### WORK INSTRUCTIONS
In the listing below, locate the lines that hold "denn" and copy them.
----
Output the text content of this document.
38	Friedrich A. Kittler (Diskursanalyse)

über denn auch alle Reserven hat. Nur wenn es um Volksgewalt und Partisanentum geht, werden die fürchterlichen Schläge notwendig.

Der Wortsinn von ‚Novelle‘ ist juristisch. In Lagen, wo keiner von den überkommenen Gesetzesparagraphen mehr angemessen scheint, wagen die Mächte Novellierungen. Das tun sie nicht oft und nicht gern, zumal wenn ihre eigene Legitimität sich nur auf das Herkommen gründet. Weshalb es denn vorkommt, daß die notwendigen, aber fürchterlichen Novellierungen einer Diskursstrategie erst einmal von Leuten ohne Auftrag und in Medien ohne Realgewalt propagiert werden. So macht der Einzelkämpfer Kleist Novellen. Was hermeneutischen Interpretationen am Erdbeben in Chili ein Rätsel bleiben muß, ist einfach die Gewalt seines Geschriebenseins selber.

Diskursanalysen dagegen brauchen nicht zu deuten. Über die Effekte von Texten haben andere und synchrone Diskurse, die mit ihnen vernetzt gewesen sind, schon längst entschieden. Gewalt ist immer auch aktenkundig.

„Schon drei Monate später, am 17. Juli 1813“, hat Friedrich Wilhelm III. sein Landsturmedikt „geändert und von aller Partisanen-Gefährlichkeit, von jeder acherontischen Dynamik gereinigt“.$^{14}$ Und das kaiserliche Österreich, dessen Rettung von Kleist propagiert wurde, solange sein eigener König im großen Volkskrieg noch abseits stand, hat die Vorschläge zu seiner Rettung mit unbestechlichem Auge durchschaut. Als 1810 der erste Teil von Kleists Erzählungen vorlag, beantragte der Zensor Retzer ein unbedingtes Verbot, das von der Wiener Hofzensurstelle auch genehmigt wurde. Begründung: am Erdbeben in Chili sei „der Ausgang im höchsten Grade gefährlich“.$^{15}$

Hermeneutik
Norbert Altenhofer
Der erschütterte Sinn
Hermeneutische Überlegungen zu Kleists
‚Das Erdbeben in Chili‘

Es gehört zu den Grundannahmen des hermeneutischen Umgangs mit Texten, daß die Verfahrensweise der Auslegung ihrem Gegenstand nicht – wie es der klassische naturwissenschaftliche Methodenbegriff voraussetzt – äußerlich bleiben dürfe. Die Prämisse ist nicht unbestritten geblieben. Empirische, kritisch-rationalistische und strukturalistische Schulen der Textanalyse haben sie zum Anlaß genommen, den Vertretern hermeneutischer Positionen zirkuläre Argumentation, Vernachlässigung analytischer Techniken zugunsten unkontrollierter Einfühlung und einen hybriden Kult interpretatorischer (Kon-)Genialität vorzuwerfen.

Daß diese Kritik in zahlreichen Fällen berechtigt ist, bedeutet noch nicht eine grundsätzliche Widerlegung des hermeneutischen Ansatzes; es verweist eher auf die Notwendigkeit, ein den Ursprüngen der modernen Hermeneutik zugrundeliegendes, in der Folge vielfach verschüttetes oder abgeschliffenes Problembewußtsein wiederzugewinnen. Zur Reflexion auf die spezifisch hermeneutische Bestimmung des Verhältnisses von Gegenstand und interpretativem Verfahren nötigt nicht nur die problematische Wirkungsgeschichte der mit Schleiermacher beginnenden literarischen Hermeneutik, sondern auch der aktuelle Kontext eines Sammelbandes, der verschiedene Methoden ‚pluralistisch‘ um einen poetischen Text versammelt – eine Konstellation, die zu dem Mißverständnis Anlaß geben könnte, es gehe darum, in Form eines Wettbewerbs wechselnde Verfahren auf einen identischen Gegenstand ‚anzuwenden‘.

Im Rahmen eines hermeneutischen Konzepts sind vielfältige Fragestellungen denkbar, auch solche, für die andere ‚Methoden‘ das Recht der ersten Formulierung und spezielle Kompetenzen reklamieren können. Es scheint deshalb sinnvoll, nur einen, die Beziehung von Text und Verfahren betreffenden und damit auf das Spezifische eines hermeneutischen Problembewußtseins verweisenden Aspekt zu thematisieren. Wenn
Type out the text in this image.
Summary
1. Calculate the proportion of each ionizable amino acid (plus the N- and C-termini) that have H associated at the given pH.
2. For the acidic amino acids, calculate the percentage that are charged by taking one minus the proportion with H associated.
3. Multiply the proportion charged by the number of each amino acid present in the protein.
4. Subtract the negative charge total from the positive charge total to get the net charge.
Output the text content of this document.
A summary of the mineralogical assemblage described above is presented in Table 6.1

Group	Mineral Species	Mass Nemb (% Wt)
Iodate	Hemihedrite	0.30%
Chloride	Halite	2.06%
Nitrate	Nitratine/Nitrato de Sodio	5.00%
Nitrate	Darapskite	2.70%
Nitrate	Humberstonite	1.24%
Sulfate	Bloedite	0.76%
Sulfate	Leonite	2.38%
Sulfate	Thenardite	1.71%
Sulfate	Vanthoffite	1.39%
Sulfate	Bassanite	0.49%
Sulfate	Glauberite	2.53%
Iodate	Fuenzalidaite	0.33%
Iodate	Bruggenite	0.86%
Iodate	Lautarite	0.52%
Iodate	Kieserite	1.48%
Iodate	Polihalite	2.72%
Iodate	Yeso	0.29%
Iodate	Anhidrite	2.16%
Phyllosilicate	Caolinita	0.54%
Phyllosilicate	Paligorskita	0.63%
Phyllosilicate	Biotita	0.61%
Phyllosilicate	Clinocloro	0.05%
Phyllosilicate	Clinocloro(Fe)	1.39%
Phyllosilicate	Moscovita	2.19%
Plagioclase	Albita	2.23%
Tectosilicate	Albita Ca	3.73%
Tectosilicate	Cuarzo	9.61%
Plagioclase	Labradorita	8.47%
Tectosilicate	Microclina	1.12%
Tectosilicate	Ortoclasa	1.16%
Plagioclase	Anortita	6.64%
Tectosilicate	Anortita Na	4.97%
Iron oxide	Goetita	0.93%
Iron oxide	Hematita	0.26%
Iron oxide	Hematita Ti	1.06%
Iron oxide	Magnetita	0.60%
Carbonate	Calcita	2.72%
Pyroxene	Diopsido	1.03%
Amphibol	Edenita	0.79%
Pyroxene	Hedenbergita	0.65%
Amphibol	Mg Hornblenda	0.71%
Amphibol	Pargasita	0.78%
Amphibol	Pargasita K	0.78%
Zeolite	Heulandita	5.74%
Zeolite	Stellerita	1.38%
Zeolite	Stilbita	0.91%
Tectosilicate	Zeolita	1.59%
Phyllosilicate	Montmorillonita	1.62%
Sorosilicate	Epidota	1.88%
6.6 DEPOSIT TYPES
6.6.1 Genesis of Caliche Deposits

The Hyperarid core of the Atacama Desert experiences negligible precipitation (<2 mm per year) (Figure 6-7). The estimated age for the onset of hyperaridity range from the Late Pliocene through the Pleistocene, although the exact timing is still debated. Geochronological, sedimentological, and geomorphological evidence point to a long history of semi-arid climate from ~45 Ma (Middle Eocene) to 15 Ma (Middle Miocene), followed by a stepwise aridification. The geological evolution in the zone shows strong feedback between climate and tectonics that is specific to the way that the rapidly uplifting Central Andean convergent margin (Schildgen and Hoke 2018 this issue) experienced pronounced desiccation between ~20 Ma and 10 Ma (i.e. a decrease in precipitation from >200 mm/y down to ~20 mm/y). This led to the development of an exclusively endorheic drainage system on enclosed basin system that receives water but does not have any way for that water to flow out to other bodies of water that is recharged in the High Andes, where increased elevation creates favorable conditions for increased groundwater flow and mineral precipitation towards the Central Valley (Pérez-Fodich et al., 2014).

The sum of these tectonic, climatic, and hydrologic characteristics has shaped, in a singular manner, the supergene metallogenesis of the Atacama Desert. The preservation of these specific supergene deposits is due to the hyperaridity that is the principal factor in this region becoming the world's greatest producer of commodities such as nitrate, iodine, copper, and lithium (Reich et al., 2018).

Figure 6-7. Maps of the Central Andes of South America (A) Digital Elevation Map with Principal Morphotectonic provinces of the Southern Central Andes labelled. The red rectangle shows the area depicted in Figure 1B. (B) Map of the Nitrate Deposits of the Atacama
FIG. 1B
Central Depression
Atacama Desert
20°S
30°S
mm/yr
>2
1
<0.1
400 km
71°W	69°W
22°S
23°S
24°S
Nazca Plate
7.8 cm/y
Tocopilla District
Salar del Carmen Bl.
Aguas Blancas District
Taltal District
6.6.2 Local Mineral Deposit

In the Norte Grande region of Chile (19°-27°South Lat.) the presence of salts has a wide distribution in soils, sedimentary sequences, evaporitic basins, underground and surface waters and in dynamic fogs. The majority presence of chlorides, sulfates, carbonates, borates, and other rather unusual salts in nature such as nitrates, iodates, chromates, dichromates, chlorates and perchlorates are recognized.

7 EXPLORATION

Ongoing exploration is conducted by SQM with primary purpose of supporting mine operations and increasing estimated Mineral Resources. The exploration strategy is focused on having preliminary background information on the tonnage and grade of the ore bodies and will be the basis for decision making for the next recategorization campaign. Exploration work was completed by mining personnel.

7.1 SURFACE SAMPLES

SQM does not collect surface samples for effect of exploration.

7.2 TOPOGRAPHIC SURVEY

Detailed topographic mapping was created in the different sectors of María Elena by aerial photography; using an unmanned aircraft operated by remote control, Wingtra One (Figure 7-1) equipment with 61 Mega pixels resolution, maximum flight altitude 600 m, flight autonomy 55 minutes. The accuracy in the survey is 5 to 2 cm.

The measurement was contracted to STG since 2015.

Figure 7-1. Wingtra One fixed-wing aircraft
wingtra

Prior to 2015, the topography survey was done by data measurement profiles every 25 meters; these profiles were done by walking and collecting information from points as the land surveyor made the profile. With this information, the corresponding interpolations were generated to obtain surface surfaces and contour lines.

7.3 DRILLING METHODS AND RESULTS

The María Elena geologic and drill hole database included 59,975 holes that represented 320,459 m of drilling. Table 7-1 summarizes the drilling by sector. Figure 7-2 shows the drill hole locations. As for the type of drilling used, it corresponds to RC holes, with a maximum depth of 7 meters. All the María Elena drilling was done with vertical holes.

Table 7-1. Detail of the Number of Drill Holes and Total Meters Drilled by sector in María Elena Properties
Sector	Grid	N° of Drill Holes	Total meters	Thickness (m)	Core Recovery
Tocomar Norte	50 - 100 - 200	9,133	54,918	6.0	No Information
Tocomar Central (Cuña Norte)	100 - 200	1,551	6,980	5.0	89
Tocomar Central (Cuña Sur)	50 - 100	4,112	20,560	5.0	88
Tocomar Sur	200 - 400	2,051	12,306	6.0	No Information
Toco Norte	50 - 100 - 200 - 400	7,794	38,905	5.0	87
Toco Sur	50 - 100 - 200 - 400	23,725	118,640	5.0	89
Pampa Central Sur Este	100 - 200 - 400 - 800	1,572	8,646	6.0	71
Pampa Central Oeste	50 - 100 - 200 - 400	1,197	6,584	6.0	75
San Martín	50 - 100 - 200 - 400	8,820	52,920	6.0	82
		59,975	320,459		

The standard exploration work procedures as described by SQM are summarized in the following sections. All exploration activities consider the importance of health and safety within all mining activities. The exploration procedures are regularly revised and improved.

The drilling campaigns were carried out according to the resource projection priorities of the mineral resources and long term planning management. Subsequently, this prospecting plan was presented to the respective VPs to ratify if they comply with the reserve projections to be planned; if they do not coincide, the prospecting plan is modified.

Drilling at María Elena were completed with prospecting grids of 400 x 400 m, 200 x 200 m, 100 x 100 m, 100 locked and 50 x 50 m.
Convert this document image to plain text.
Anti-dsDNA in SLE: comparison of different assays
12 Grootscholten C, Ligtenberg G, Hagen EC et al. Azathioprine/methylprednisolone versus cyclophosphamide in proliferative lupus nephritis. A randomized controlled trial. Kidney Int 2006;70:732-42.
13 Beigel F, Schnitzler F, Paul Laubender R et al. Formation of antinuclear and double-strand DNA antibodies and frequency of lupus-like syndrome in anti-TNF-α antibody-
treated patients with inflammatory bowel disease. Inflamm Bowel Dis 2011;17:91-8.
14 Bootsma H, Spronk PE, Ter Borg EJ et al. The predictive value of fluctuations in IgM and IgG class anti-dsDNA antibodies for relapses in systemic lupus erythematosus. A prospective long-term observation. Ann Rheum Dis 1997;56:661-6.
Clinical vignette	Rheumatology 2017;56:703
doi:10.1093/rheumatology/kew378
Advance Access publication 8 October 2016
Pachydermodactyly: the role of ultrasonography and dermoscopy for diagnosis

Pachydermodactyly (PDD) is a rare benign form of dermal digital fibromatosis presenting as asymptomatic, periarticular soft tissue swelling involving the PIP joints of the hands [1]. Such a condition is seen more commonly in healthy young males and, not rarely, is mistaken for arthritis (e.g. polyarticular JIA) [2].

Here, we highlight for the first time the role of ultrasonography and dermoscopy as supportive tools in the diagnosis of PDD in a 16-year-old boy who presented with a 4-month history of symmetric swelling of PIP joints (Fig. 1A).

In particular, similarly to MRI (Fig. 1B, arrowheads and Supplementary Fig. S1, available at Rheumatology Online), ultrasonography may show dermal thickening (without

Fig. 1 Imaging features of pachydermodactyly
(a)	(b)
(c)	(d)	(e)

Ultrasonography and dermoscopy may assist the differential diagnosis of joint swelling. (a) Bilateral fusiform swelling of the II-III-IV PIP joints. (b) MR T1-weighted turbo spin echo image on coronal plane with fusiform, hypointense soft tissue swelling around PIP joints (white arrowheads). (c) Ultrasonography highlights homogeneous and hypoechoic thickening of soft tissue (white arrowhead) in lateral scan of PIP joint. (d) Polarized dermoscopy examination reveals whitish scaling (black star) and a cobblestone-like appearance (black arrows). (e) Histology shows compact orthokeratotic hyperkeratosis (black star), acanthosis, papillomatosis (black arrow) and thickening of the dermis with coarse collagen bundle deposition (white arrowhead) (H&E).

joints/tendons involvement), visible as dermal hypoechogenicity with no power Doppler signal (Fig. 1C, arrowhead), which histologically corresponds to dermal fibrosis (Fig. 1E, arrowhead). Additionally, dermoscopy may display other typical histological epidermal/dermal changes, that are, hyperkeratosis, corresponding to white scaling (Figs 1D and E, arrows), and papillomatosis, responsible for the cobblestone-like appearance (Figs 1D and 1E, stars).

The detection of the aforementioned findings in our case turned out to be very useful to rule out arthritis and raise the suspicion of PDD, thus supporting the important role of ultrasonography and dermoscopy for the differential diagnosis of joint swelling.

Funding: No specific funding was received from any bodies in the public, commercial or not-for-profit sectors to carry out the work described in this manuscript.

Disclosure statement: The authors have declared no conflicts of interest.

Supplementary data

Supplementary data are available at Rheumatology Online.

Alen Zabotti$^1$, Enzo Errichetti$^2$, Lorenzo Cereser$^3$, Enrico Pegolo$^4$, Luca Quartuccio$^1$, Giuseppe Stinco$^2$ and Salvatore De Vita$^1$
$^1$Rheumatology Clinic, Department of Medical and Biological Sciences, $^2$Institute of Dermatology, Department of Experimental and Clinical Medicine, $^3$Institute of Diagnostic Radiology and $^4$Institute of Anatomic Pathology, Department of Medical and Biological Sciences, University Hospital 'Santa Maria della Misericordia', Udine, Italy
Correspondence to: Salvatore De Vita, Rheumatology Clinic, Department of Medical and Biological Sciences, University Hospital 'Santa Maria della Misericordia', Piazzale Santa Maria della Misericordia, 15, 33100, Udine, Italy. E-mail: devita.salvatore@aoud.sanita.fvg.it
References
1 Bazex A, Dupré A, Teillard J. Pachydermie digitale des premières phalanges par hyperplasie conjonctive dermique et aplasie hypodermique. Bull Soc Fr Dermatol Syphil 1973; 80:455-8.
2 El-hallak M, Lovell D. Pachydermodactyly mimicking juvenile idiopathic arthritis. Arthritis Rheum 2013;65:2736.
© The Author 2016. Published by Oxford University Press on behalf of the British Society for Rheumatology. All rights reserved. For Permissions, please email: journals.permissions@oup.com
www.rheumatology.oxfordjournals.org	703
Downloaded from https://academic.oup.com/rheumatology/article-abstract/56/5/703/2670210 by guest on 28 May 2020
----
### ANSWER AREA
über denn auch alle Reserven hat. Nur wenn es um Volksgewalt und Partisanentum geht, werden die fürchterlichen Schläge notwendig.
Der Wortsinn von ‚Novelle‘ ist juristisch. In Lagen, wo keiner von den überkommenen Gesetzesparagraphen mehr angemessen scheint, wagen die Mächte Novellierungen. Das tun sie nicht oft und nicht gern, zumal wenn ihre eigene Legitimität sich nur auf das Herkommen gründet. Weshalb es denn vorkommt, daß die notwendigen, aber fürchterlichen Novellierungen einer Diskursstrategie erst einmal von Leuten ohne Auftrag und in Medien ohne Realgewalt propagiert werden. So macht der Einzelkämpfer Kleist Novellen. Was hermeneutischen Interpretationen am Erdbeben in Chili ein Rätsel bleiben muß, ist einfach die Gewalt seines Geschriebenseins selber.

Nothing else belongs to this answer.